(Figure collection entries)

+ + + + +

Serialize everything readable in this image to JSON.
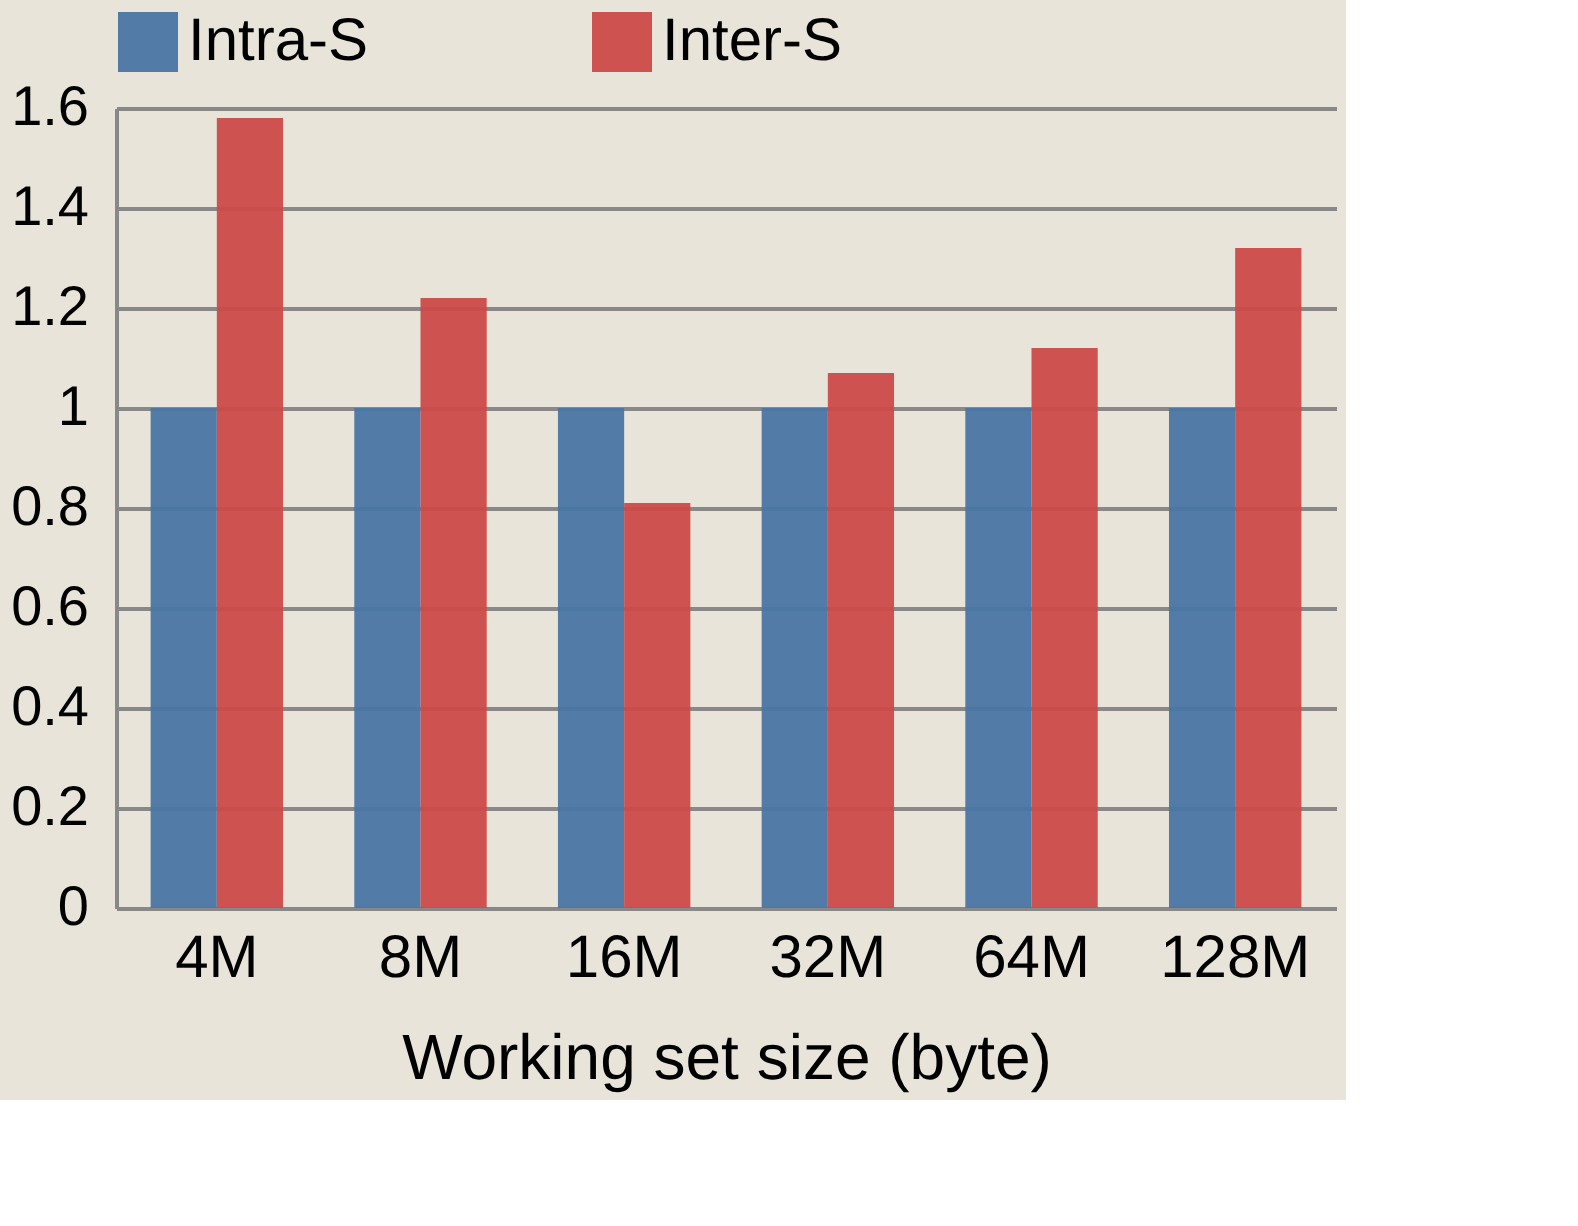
{
  "chart_data": {
    "type": "bar",
    "xlabel": "Working set size (byte)",
    "categories": [
      "4M",
      "8M",
      "16M",
      "32M",
      "64M",
      "128M"
    ],
    "series": [
      {
        "name": "Intra-S",
        "color": "#4a76a4",
        "values": [
          1,
          1,
          1,
          1,
          1,
          1
        ]
      },
      {
        "name": "Inter-S",
        "color": "#cc4a48",
        "values": [
          1.58,
          1.22,
          0.81,
          1.07,
          1.12,
          1.32
        ]
      }
    ],
    "ylim": [
      0,
      1.6
    ],
    "yticks": [
      0,
      0.2,
      0.4,
      0.6,
      0.8,
      1,
      1.2,
      1.4,
      1.6
    ],
    "grid": "y",
    "legend": "top"
  }
}
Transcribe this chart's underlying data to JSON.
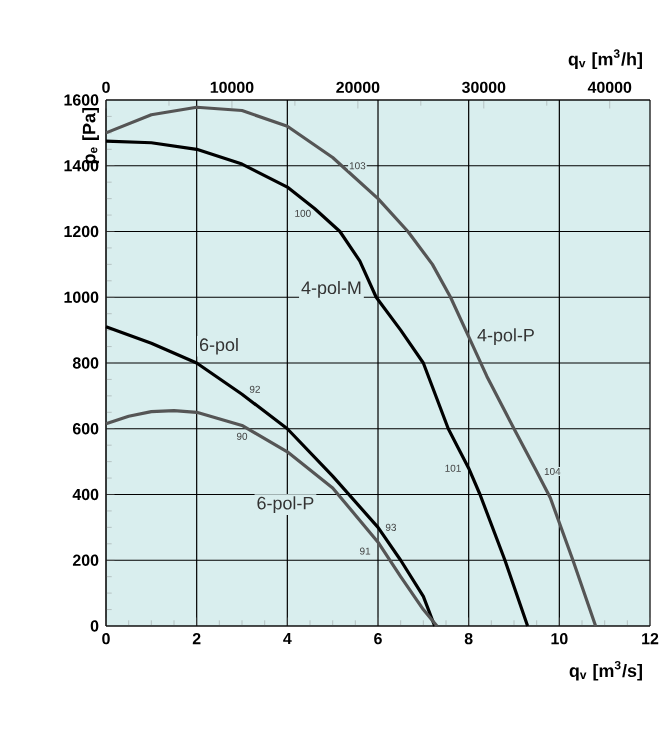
{
  "chart_data": {
    "type": "line",
    "xlabel": "q$_{v}$ [m$^{3}$/s]",
    "x2label": "q$_{v}$ [m$^{3}$/h]",
    "ylabel": "p$_{e}$ [Pa]",
    "xlim": [
      0,
      12
    ],
    "xticks": [
      0,
      2,
      4,
      6,
      8,
      10,
      12
    ],
    "x2lim": [
      0,
      43200
    ],
    "x2ticks": [
      0,
      10000,
      20000,
      30000,
      40000
    ],
    "ylim": [
      0,
      1600
    ],
    "yticks": [
      0,
      200,
      400,
      600,
      800,
      1000,
      1200,
      1400,
      1600
    ],
    "grid": true,
    "legend": false,
    "marker": "none",
    "line_style": "solid",
    "series": [
      {
        "name": "4-pol-P",
        "color": "#555555",
        "x": [
          0,
          1,
          2,
          3,
          4,
          5,
          5.2,
          6,
          6.66,
          7.2,
          7.6,
          8.0,
          8.4,
          9.0,
          9.5,
          9.8,
          10.3,
          10.8
        ],
        "values": [
          1500,
          1555,
          1578,
          1568,
          1520,
          1425,
          1400,
          1300,
          1200,
          1100,
          1000,
          880,
          760,
          600,
          470,
          390,
          200,
          0
        ]
      },
      {
        "name": "4-pol-M",
        "color": "#000000",
        "x": [
          0,
          1,
          2,
          3,
          4,
          4.6,
          5.16,
          5.6,
          5.96,
          6.5,
          7.0,
          7.55,
          8.0,
          8.25,
          8.8,
          9.3
        ],
        "values": [
          1475,
          1470,
          1450,
          1405,
          1335,
          1270,
          1200,
          1110,
          1000,
          900,
          800,
          600,
          480,
          400,
          200,
          0
        ]
      },
      {
        "name": "6-pol",
        "color": "#000000",
        "x": [
          0,
          1,
          2,
          3,
          4,
          5,
          6,
          6.5,
          7.0,
          7.25
        ],
        "values": [
          910,
          860,
          800,
          705,
          600,
          456,
          300,
          200,
          90,
          0
        ]
      },
      {
        "name": "6-pol-P",
        "color": "#555555",
        "x": [
          0,
          0.5,
          1,
          1.5,
          2,
          3,
          4,
          5,
          6,
          6.5,
          7.0,
          7.3
        ],
        "values": [
          615,
          638,
          652,
          655,
          650,
          610,
          530,
          420,
          255,
          150,
          50,
          0
        ]
      }
    ],
    "annotations": [
      {
        "text": "103",
        "x": 5.2,
        "y": 1400
      },
      {
        "text": "100",
        "x": 4.6,
        "y": 1270
      },
      {
        "text": "92",
        "x": 3,
        "y": 705
      },
      {
        "text": "90",
        "x": 3,
        "y": 610
      },
      {
        "text": "93",
        "x": 6,
        "y": 300
      },
      {
        "text": "91",
        "x": 6,
        "y": 255
      },
      {
        "text": "101",
        "x": 8.0,
        "y": 480
      },
      {
        "text": "104",
        "x": 9.5,
        "y": 470
      }
    ]
  }
}
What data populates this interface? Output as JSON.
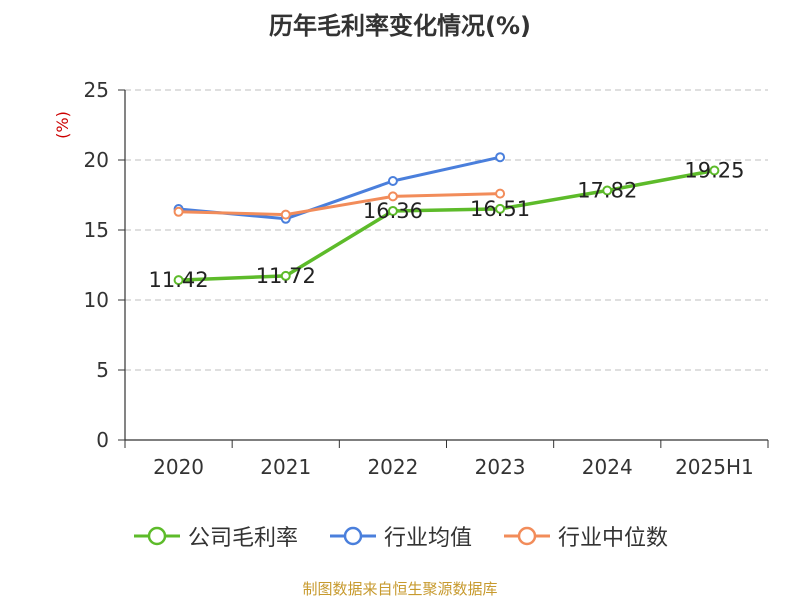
{
  "chart_data": {
    "type": "line",
    "title": "历年毛利率变化情况(%)",
    "ylabel": "(%)",
    "xlabel": "",
    "categories": [
      "2020",
      "2021",
      "2022",
      "2023",
      "2024",
      "2025H1"
    ],
    "ylim": [
      0,
      25
    ],
    "yticks": [
      0,
      5,
      10,
      15,
      20,
      25
    ],
    "grid": true,
    "legend_position": "bottom",
    "series": [
      {
        "name": "公司毛利率",
        "color": "#5dbb2a",
        "values": [
          11.42,
          11.72,
          16.36,
          16.51,
          17.82,
          19.25
        ],
        "labels": [
          "11.42",
          "11.72",
          "16.36",
          "16.51",
          "17.82",
          "19.25"
        ]
      },
      {
        "name": "行业均值",
        "color": "#4a7fdc",
        "values": [
          16.5,
          15.8,
          18.5,
          20.2,
          null,
          null
        ]
      },
      {
        "name": "行业中位数",
        "color": "#f28c5a",
        "values": [
          16.3,
          16.1,
          17.4,
          17.6,
          null,
          null
        ]
      }
    ]
  },
  "source_note": "制图数据来自恒生聚源数据库"
}
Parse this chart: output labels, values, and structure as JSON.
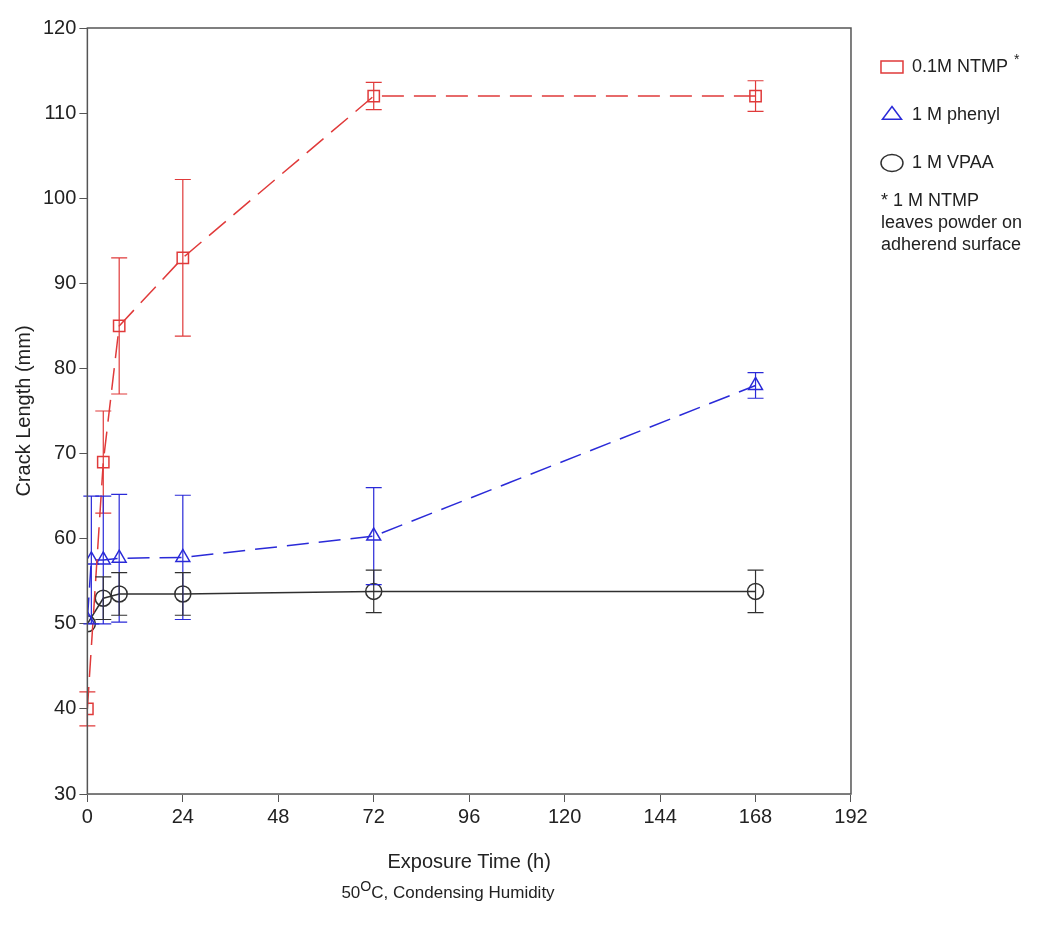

+ + + + +

• **Your instructions**
Every line above should be returned exactly; the pictures stay out.

• **Solution to the problem**
Serialize everything readable in this image to JSON.
{
  "chart_data": {
    "type": "bar",
    "xlabel": "Working set size (byte)",
    "categories": [
      "4M",
      "8M",
      "16M",
      "32M",
      "64M",
      "128M"
    ],
    "series": [
      {
        "name": "Intra-S",
        "color": "#4a76a4",
        "values": [
          1,
          1,
          1,
          1,
          1,
          1
        ]
      },
      {
        "name": "Inter-S",
        "color": "#cc4a48",
        "values": [
          1.58,
          1.22,
          0.81,
          1.07,
          1.12,
          1.32
        ]
      }
    ],
    "ylim": [
      0,
      1.6
    ],
    "yticks": [
      0,
      0.2,
      0.4,
      0.6,
      0.8,
      1,
      1.2,
      1.4,
      1.6
    ],
    "grid": "y",
    "legend": "top"
  }
}
Transcribe this chart's underlying data to JSON.
{
  "chart_data": {
    "type": "line",
    "xlabel": "q$_{v}$ [m$^{3}$/s]",
    "x2label": "q$_{v}$ [m$^{3}$/h]",
    "ylabel": "p$_{e}$ [Pa]",
    "xlim": [
      0,
      12
    ],
    "xticks": [
      0,
      2,
      4,
      6,
      8,
      10,
      12
    ],
    "x2lim": [
      0,
      43200
    ],
    "x2ticks": [
      0,
      10000,
      20000,
      30000,
      40000
    ],
    "ylim": [
      0,
      1600
    ],
    "yticks": [
      0,
      200,
      400,
      600,
      800,
      1000,
      1200,
      1400,
      1600
    ],
    "grid": true,
    "legend": false,
    "marker": "none",
    "line_style": "solid",
    "series": [
      {
        "name": "4-pol-P",
        "color": "#555555",
        "x": [
          0,
          1,
          2,
          3,
          4,
          5,
          5.2,
          6,
          6.66,
          7.2,
          7.6,
          8.0,
          8.4,
          9.0,
          9.5,
          9.8,
          10.3,
          10.8
        ],
        "values": [
          1500,
          1555,
          1578,
          1568,
          1520,
          1425,
          1400,
          1300,
          1200,
          1100,
          1000,
          880,
          760,
          600,
          470,
          390,
          200,
          0
        ]
      },
      {
        "name": "4-pol-M",
        "color": "#000000",
        "x": [
          0,
          1,
          2,
          3,
          4,
          4.6,
          5.16,
          5.6,
          5.96,
          6.5,
          7.0,
          7.55,
          8.0,
          8.25,
          8.8,
          9.3
        ],
        "values": [
          1475,
          1470,
          1450,
          1405,
          1335,
          1270,
          1200,
          1110,
          1000,
          900,
          800,
          600,
          480,
          400,
          200,
          0
        ]
      },
      {
        "name": "6-pol",
        "color": "#000000",
        "x": [
          0,
          1,
          2,
          3,
          4,
          5,
          6,
          6.5,
          7.0,
          7.25
        ],
        "values": [
          910,
          860,
          800,
          705,
          600,
          456,
          300,
          200,
          90,
          0
        ]
      },
      {
        "name": "6-pol-P",
        "color": "#555555",
        "x": [
          0,
          0.5,
          1,
          1.5,
          2,
          3,
          4,
          5,
          6,
          6.5,
          7.0,
          7.3
        ],
        "values": [
          615,
          638,
          652,
          655,
          650,
          610,
          530,
          420,
          255,
          150,
          50,
          0
        ]
      }
    ],
    "annotations": [
      {
        "text": "103",
        "x": 5.2,
        "y": 1400
      },
      {
        "text": "100",
        "x": 4.6,
        "y": 1270
      },
      {
        "text": "92",
        "x": 3,
        "y": 705
      },
      {
        "text": "90",
        "x": 3,
        "y": 610
      },
      {
        "text": "93",
        "x": 6,
        "y": 300
      },
      {
        "text": "91",
        "x": 6,
        "y": 255
      },
      {
        "text": "101",
        "x": 8.0,
        "y": 480
      },
      {
        "text": "104",
        "x": 9.5,
        "y": 470
      }
    ]
  }
}
What data populates this interface? Output as JSON.
{
  "chart_data": {
    "type": "line",
    "title": "历年毛利率变化情况(%)",
    "ylabel": "(%)",
    "xlabel": "",
    "categories": [
      "2020",
      "2021",
      "2022",
      "2023",
      "2024",
      "2025H1"
    ],
    "ylim": [
      0,
      25
    ],
    "yticks": [
      0,
      5,
      10,
      15,
      20,
      25
    ],
    "grid": true,
    "legend_position": "bottom",
    "series": [
      {
        "name": "公司毛利率",
        "color": "#5dbb2a",
        "values": [
          11.42,
          11.72,
          16.36,
          16.51,
          17.82,
          19.25
        ],
        "labels": [
          "11.42",
          "11.72",
          "16.36",
          "16.51",
          "17.82",
          "19.25"
        ]
      },
      {
        "name": "行业均值",
        "color": "#4a7fdc",
        "values": [
          16.5,
          15.8,
          18.5,
          20.2,
          null,
          null
        ]
      },
      {
        "name": "行业中位数",
        "color": "#f28c5a",
        "values": [
          16.3,
          16.1,
          17.4,
          17.6,
          null,
          null
        ]
      }
    ]
  },
  "source_note": "制图数据来自恒生聚源数据库"
}
Parse this chart: output labels, values, and structure as JSON.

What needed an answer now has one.